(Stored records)
....

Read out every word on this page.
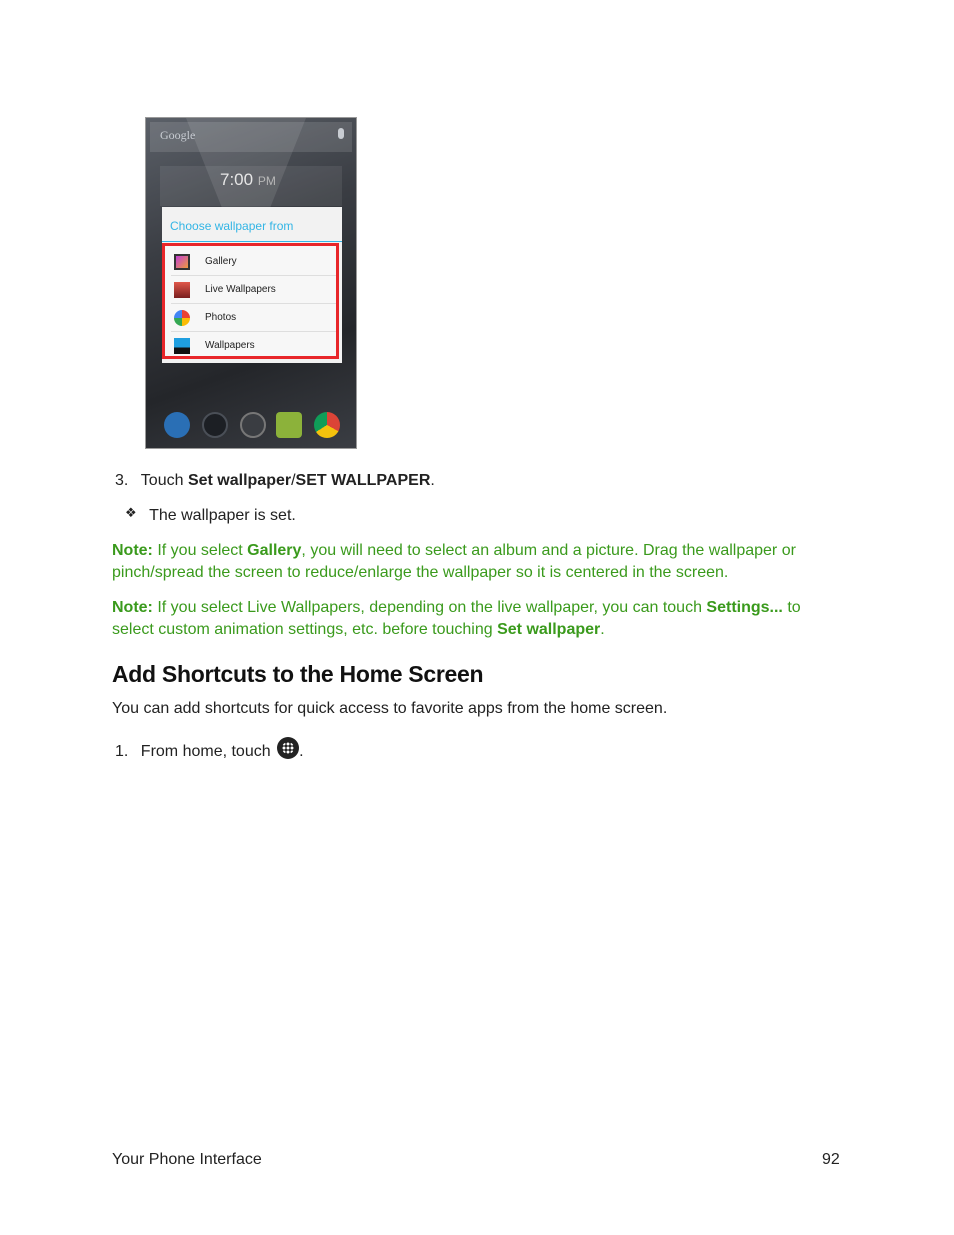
Google
7:00 PM
Choose wallpaper from
Gallery
Live Wallpapers
Photos
Wallpapers
3. Touch Set wallpaper/SET WALLPAPER.
❖ The wallpaper is set.
Note: If you select Gallery, you will need to select an album and a picture. Drag the wallpaper or
pinch/spread the screen to reduce/enlarge the wallpaper so it is centered in the screen.
Note: If you select Live Wallpapers, depending on the live wallpaper, you can touch Settings... to
select custom animation settings, etc. before touching Set wallpaper.
Add Shortcuts to the Home Screen
You can add shortcuts for quick access to favorite apps from the home screen.
1. From home, touch .
Your Phone Interface	92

....

▶ **Exercise task**
Go through the listing above and quote it exactly, apart from its images.

▶ **Output for this task**
Read out every word on this page.
Google
7:00 PM
Choose wallpaper from
Gallery
Live Wallpapers
Photos
Wallpapers
3. Touch Set wallpaper/SET WALLPAPER.
❖ The wallpaper is set.
Note: If you select Gallery, you will need to select an album and a picture. Drag the wallpaper or
pinch/spread the screen to reduce/enlarge the wallpaper so it is centered in the screen.
Note: If you select Live Wallpapers, depending on the live wallpaper, you can touch Settings... to
select custom animation settings, etc. before touching Set wallpaper.
Add Shortcuts to the Home Screen
You can add shortcuts for quick access to favorite apps from the home screen.
1. From home, touch .
Your Phone Interface	92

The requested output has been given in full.